• **TASK BRIEF**
Output solely the number of lines containing the string "ruler".
=======
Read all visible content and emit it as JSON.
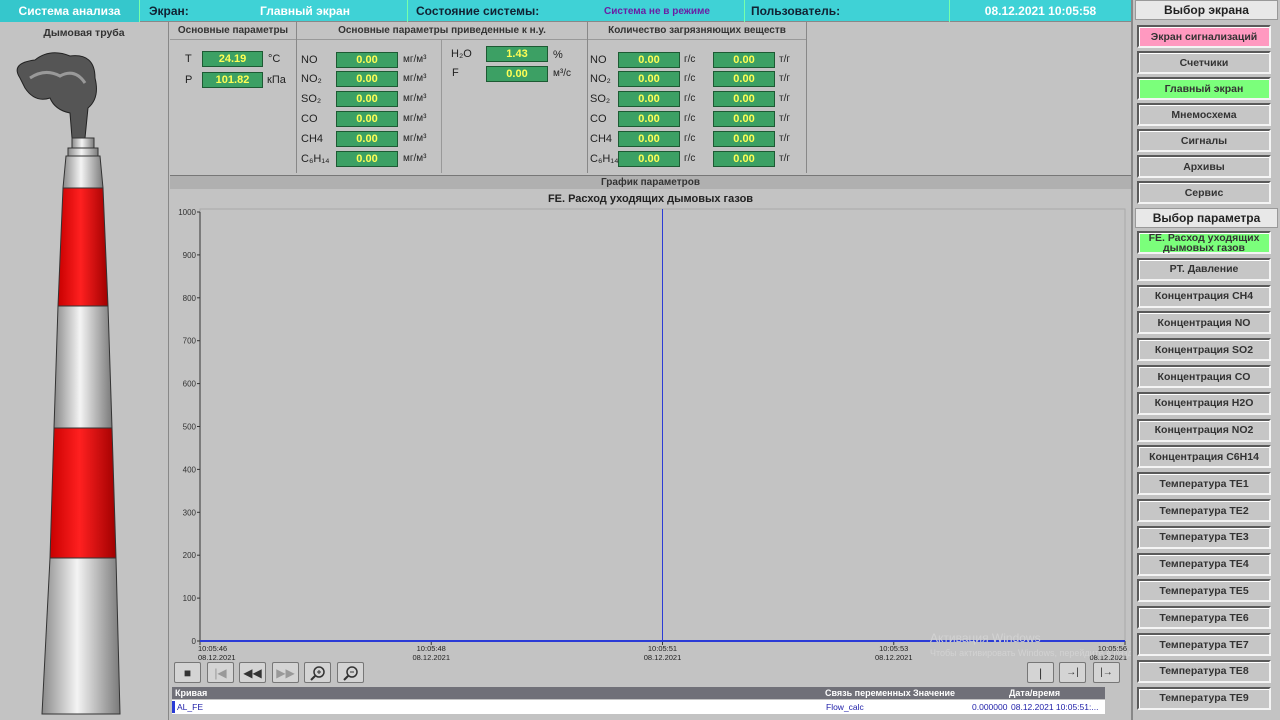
{
  "topbar": {
    "system": "Система анализа",
    "screen_label": "Экран:",
    "screen_value": "Главный экран",
    "state_label": "Состояние системы:",
    "state_value": "Система не в режиме",
    "user_label": "Пользователь:",
    "datetime": "08.12.2021 10:05:58"
  },
  "left": {
    "title": "Дымовая труба"
  },
  "basic": {
    "title": "Основные параметры",
    "rows": [
      {
        "label": "T",
        "value": "24.19",
        "unit": "°C"
      },
      {
        "label": "P",
        "value": "101.82",
        "unit": "кПа"
      }
    ]
  },
  "normalized": {
    "title": "Основные параметры приведенные к н.у.",
    "rows": [
      {
        "label": "NO",
        "value": "0.00",
        "unit": "мг/м³"
      },
      {
        "label": "NO₂",
        "value": "0.00",
        "unit": "мг/м³"
      },
      {
        "label": "SO₂",
        "value": "0.00",
        "unit": "мг/м³"
      },
      {
        "label": "CO",
        "value": "0.00",
        "unit": "мг/м³"
      },
      {
        "label": "CH4",
        "value": "0.00",
        "unit": "мг/м³"
      },
      {
        "label": "C₆H₁₄",
        "value": "0.00",
        "unit": "мг/м³"
      }
    ],
    "extra": [
      {
        "label": "H₂O",
        "value": "1.43",
        "unit": "%"
      },
      {
        "label": "F",
        "value": "0.00",
        "unit": "м³/с"
      }
    ]
  },
  "pollutants": {
    "title": "Количество загрязняющих веществ",
    "rows": [
      {
        "label": "NO",
        "v1": "0.00",
        "u1": "г/с",
        "v2": "0.00",
        "u2": "т/г"
      },
      {
        "label": "NO₂",
        "v1": "0.00",
        "u1": "г/с",
        "v2": "0.00",
        "u2": "т/г"
      },
      {
        "label": "SO₂",
        "v1": "0.00",
        "u1": "г/с",
        "v2": "0.00",
        "u2": "т/г"
      },
      {
        "label": "CO",
        "v1": "0.00",
        "u1": "г/с",
        "v2": "0.00",
        "u2": "т/г"
      },
      {
        "label": "CH4",
        "v1": "0.00",
        "u1": "г/с",
        "v2": "0.00",
        "u2": "т/г"
      },
      {
        "label": "C₆H₁₄",
        "v1": "0.00",
        "u1": "г/с",
        "v2": "0.00",
        "u2": "т/г"
      }
    ]
  },
  "chart_section": "График параметров",
  "chart_data": {
    "type": "line",
    "title": "FE. Расход уходящих дымовых газов",
    "ylim": [
      0,
      1000
    ],
    "yticks": [
      "0",
      "100",
      "200",
      "300",
      "400",
      "500",
      "600",
      "700",
      "800",
      "900",
      "1000"
    ],
    "xticks": [
      {
        "time": "10:05:46",
        "date": "08.12.2021"
      },
      {
        "time": "10:05:48",
        "date": "08.12.2021"
      },
      {
        "time": "10:05:51",
        "date": "08.12.2021"
      },
      {
        "time": "10:05:53",
        "date": "08.12.2021"
      },
      {
        "time": "10:05:56",
        "date": "08.12.2021"
      }
    ],
    "cursor_time": "10:05:51",
    "series": [
      {
        "name": "AL_FE",
        "color": "#2a3bd6",
        "values": [
          0,
          0,
          0,
          0,
          0
        ]
      }
    ],
    "grid": false
  },
  "controls": {
    "left": [
      "stop-icon",
      "first-icon",
      "rewind-icon",
      "forward-icon",
      "zoom-in-icon",
      "zoom-out-icon"
    ],
    "right": [
      "ruler-icon",
      "ruler-left-icon",
      "ruler-right-icon"
    ]
  },
  "table": {
    "headers": [
      "Кривая",
      "Связь переменных",
      "Значение",
      "Дата/время"
    ],
    "rows": [
      [
        "AL_FE",
        "Flow_calc",
        "0.000000",
        "08.12.2021 10:05:51:..."
      ]
    ]
  },
  "watermark": [
    "Активация Windows",
    "Чтобы активировать Windows, перейдите в раздел"
  ],
  "screen_select": {
    "title": "Выбор экрана",
    "items": [
      {
        "label": "Экран сигнализаций",
        "state": "pink"
      },
      {
        "label": "Счетчики",
        "state": ""
      },
      {
        "label": "Главный экран",
        "state": "green"
      },
      {
        "label": "Мнемосхема",
        "state": ""
      },
      {
        "label": "Сигналы",
        "state": ""
      },
      {
        "label": "Архивы",
        "state": ""
      },
      {
        "label": "Сервис",
        "state": ""
      }
    ]
  },
  "param_select": {
    "title": "Выбор параметра",
    "items": [
      {
        "label": "FE. Расход уходящих дымовых газов",
        "state": "green"
      },
      {
        "label": "PT. Давление",
        "state": ""
      },
      {
        "label": "Концентрация CH4",
        "state": ""
      },
      {
        "label": "Концентрация NO",
        "state": ""
      },
      {
        "label": "Концентрация SO2",
        "state": ""
      },
      {
        "label": "Концентрация CO",
        "state": ""
      },
      {
        "label": "Концентрация H2O",
        "state": ""
      },
      {
        "label": "Концентрация NO2",
        "state": ""
      },
      {
        "label": "Концентрация C6H14",
        "state": ""
      },
      {
        "label": "Температура TE1",
        "state": ""
      },
      {
        "label": "Температура TE2",
        "state": ""
      },
      {
        "label": "Температура TE3",
        "state": ""
      },
      {
        "label": "Температура TE4",
        "state": ""
      },
      {
        "label": "Температура TE5",
        "state": ""
      },
      {
        "label": "Температура TE6",
        "state": ""
      },
      {
        "label": "Температура TE7",
        "state": ""
      },
      {
        "label": "Температура TE8",
        "state": ""
      },
      {
        "label": "Температура TE9",
        "state": ""
      }
    ]
  }
}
=======
• **EXPECTED ANSWER**
3